[Stated problem]:
Reproduce each line of the material below verbatim, with no alterations.

[Input for this task]:
---------------

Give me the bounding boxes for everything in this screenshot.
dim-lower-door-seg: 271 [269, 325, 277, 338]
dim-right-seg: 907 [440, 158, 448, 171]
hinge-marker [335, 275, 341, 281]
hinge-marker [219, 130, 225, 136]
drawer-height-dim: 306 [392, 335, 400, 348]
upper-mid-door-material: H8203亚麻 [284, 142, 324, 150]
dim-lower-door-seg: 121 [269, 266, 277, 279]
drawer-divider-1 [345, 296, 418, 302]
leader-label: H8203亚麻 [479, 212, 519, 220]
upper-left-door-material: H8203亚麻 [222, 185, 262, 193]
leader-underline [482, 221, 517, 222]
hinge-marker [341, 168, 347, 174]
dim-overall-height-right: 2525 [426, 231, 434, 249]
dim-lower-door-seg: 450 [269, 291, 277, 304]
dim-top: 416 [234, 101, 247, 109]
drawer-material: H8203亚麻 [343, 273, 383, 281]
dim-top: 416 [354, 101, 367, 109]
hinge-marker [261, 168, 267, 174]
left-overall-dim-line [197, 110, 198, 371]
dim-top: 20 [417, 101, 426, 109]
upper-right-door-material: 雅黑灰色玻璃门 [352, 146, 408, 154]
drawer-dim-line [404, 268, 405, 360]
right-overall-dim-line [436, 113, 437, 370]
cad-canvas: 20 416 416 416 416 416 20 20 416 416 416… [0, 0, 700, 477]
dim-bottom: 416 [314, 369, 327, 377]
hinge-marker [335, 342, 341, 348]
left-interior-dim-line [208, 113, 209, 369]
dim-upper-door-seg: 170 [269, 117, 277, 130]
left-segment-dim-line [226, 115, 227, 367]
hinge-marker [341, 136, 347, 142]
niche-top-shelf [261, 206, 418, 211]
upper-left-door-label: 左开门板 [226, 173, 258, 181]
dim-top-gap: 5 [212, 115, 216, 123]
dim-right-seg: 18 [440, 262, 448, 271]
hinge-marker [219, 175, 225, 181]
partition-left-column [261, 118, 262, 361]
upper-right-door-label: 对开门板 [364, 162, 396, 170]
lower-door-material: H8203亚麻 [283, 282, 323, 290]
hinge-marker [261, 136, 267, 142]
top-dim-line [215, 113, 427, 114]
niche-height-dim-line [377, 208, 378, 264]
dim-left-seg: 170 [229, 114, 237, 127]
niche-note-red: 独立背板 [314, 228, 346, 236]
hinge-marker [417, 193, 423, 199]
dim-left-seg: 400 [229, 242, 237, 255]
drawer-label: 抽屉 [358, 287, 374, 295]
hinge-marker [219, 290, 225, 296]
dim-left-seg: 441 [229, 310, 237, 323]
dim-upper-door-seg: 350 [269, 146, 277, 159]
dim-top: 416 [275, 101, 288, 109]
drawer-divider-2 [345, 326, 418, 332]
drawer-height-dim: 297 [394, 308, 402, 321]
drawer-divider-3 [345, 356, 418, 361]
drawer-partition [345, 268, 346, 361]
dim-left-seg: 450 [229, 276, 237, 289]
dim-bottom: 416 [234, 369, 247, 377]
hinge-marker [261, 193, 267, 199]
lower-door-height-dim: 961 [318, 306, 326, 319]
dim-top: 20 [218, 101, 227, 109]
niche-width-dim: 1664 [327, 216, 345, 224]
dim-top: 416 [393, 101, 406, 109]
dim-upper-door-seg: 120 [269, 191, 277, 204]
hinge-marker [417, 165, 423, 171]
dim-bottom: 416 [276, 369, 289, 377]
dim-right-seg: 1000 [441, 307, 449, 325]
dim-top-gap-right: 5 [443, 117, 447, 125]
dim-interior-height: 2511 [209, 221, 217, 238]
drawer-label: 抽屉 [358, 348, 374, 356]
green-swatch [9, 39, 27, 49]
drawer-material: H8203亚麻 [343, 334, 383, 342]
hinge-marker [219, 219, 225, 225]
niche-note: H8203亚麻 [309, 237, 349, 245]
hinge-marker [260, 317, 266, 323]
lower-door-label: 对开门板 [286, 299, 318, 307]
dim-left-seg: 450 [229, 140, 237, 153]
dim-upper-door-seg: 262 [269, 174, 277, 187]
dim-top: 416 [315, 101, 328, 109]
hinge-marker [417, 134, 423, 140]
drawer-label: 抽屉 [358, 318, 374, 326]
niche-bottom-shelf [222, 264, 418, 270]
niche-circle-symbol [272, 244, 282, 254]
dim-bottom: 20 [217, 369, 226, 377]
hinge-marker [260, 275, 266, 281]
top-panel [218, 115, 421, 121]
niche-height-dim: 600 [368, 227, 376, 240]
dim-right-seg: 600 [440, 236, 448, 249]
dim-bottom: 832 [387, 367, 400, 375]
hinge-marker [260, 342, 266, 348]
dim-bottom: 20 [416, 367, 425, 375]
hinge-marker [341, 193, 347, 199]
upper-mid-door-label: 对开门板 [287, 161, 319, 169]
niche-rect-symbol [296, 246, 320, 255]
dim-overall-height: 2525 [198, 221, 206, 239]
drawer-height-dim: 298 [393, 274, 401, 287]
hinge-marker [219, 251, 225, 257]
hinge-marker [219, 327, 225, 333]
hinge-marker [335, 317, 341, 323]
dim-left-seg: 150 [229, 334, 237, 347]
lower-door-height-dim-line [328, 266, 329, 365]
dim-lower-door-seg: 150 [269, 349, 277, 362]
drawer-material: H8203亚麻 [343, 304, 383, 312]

---------------

[Answer to the problem]:
Give me the bounding boxes for everything in this screenshot.
dim-lower-door-seg: 271 [269, 325, 277, 338]
dim-right-seg: 907 [440, 158, 448, 171]
hinge-marker [335, 275, 341, 281]
hinge-marker [219, 130, 225, 136]
drawer-height-dim: 306 [392, 335, 400, 348]
upper-mid-door-material: H8203亚麻 [284, 142, 324, 150]
dim-lower-door-seg: 121 [269, 266, 277, 279]
drawer-divider-1 [345, 296, 418, 302]
leader-label: H8203亚麻 [479, 212, 519, 220]
upper-left-door-material: H8203亚麻 [222, 185, 262, 193]
leader-underline [482, 221, 517, 222]
hinge-marker [341, 168, 347, 174]
dim-overall-height-right: 2525 [426, 231, 434, 249]
dim-lower-door-seg: 450 [269, 291, 277, 304]
dim-top: 416 [234, 101, 247, 109]
drawer-material: H8203亚麻 [343, 273, 383, 281]
dim-top: 416 [354, 101, 367, 109]
hinge-marker [261, 168, 267, 174]
left-overall-dim-line [197, 110, 198, 371]
dim-top: 20 [417, 101, 426, 109]
upper-right-door-material: 雅黑灰色玻璃门 [352, 146, 408, 154]
drawer-dim-line [404, 268, 405, 360]
right-overall-dim-line [436, 113, 437, 370]
cad-canvas: 20 416 416 416 416 416 20 20 416 416 416… [0, 0, 700, 477]
dim-bottom: 416 [314, 369, 327, 377]
hinge-marker [335, 342, 341, 348]
left-interior-dim-line [208, 113, 209, 369]
dim-upper-door-seg: 170 [269, 117, 277, 130]
left-segment-dim-line [226, 115, 227, 367]
hinge-marker [341, 136, 347, 142]
niche-top-shelf [261, 206, 418, 211]
upper-left-door-label: 左开门板 [226, 173, 258, 181]
dim-top-gap: 5 [212, 115, 216, 123]
dim-right-seg: 18 [440, 262, 448, 271]
hinge-marker [219, 175, 225, 181]
partition-left-column [261, 118, 262, 361]
upper-right-door-label: 对开门板 [364, 162, 396, 170]
lower-door-material: H8203亚麻 [283, 282, 323, 290]
hinge-marker [261, 136, 267, 142]
top-dim-line [215, 113, 427, 114]
niche-height-dim-line [377, 208, 378, 264]
dim-left-seg: 170 [229, 114, 237, 127]
niche-note-red: 独立背板 [314, 228, 346, 236]
hinge-marker [417, 193, 423, 199]
dim-left-seg: 400 [229, 242, 237, 255]
drawer-label: 抽屉 [358, 287, 374, 295]
hinge-marker [219, 290, 225, 296]
dim-left-seg: 441 [229, 310, 237, 323]
dim-upper-door-seg: 350 [269, 146, 277, 159]
dim-top: 416 [275, 101, 288, 109]
drawer-divider-2 [345, 326, 418, 332]
drawer-height-dim: 297 [394, 308, 402, 321]
drawer-divider-3 [345, 356, 418, 361]
drawer-partition [345, 268, 346, 361]
dim-left-seg: 450 [229, 276, 237, 289]
dim-bottom: 416 [234, 369, 247, 377]
hinge-marker [261, 193, 267, 199]
lower-door-height-dim: 961 [318, 306, 326, 319]
dim-top: 20 [218, 101, 227, 109]
niche-width-dim: 1664 [327, 216, 345, 224]
dim-top: 416 [393, 101, 406, 109]
dim-upper-door-seg: 120 [269, 191, 277, 204]
hinge-marker [417, 165, 423, 171]
dim-bottom: 416 [276, 369, 289, 377]
dim-right-seg: 1000 [441, 307, 449, 325]
dim-top-gap-right: 5 [443, 117, 447, 125]
dim-interior-height: 2511 [209, 221, 217, 238]
drawer-label: 抽屉 [358, 348, 374, 356]
green-swatch [9, 39, 27, 49]
drawer-material: H8203亚麻 [343, 334, 383, 342]
hinge-marker [219, 219, 225, 225]
niche-note: H8203亚麻 [309, 237, 349, 245]
hinge-marker [260, 317, 266, 323]
lower-door-label: 对开门板 [286, 299, 318, 307]
dim-left-seg: 450 [229, 140, 237, 153]
dim-upper-door-seg: 262 [269, 174, 277, 187]
dim-top: 416 [315, 101, 328, 109]
hinge-marker [417, 134, 423, 140]
drawer-label: 抽屉 [358, 318, 374, 326]
niche-bottom-shelf [222, 264, 418, 270]
niche-circle-symbol [272, 244, 282, 254]
dim-bottom: 20 [217, 369, 226, 377]
hinge-marker [260, 275, 266, 281]
top-panel [218, 115, 421, 121]
niche-height-dim: 600 [368, 227, 376, 240]
dim-right-seg: 600 [440, 236, 448, 249]
dim-bottom: 832 [387, 367, 400, 375]
hinge-marker [260, 342, 266, 348]
dim-bottom: 20 [416, 367, 425, 375]
hinge-marker [341, 193, 347, 199]
upper-mid-door-label: 对开门板 [287, 161, 319, 169]
niche-rect-symbol [296, 246, 320, 255]
dim-overall-height: 2525 [198, 221, 206, 239]
drawer-height-dim: 298 [393, 274, 401, 287]
hinge-marker [219, 251, 225, 257]
hinge-marker [219, 327, 225, 333]
hinge-marker [335, 317, 341, 323]
dim-left-seg: 150 [229, 334, 237, 347]
lower-door-height-dim-line [328, 266, 329, 365]
dim-lower-door-seg: 150 [269, 349, 277, 362]
drawer-material: H8203亚麻 [343, 304, 383, 312]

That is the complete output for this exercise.